§ Direction
Below are some records: retype them all exactly, but not the pictures.

┌──

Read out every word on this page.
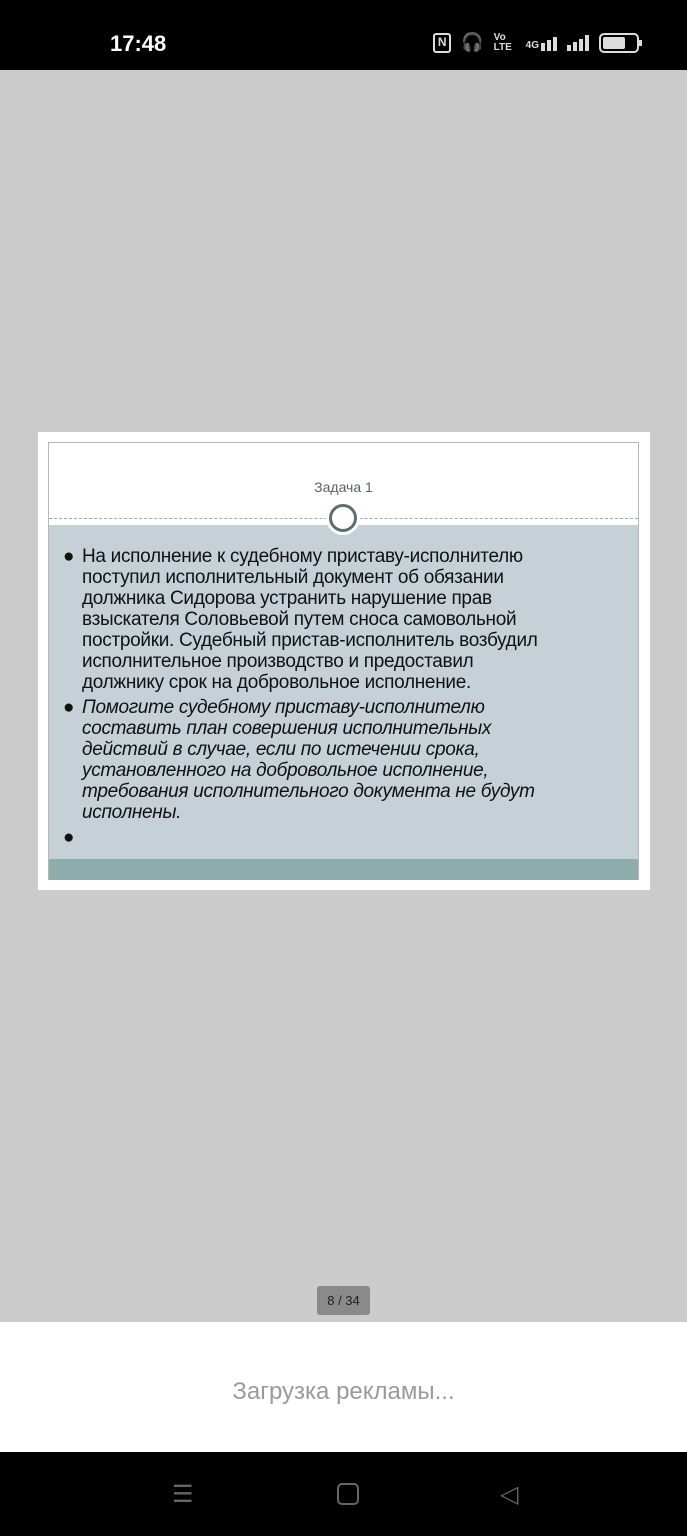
17:48	N 🎧 Vo LTE	4G
Задача 1
● На исполнение к судебному приставу-исполнителю
поступил исполнительный документ об обязании
должника Сидорова устранить нарушение прав
взыскателя Соловьевой путем сноса самовольной
постройки. Судебный пристав-исполнитель возбудил
исполнительное производство и предоставил
должнику срок на добровольное исполнение.
● Помогите судебному приставу-исполнителю
составить план совершения исполнительных
действий в случае, если по истечении срока,
установленного на добровольное исполнение,
требования исполнительного документа не будут
исполнены.
●
8 / 34
Загрузка рекламы...
☰	◁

└──

§ Result of the exercise
Read out every word on this page.
17:48	N 🎧 Vo LTE	4G
Задача 1
● На исполнение к судебному приставу-исполнителю
поступил исполнительный документ об обязании
должника Сидорова устранить нарушение прав
взыскателя Соловьевой путем сноса самовольной
постройки. Судебный пристав-исполнитель возбудил
исполнительное производство и предоставил
должнику срок на добровольное исполнение.
● Помогите судебному приставу-исполнителю
составить план совершения исполнительных
действий в случае, если по истечении срока,
установленного на добровольное исполнение,
требования исполнительного документа не будут
исполнены.
●
8 / 34
Загрузка рекламы...
☰	◁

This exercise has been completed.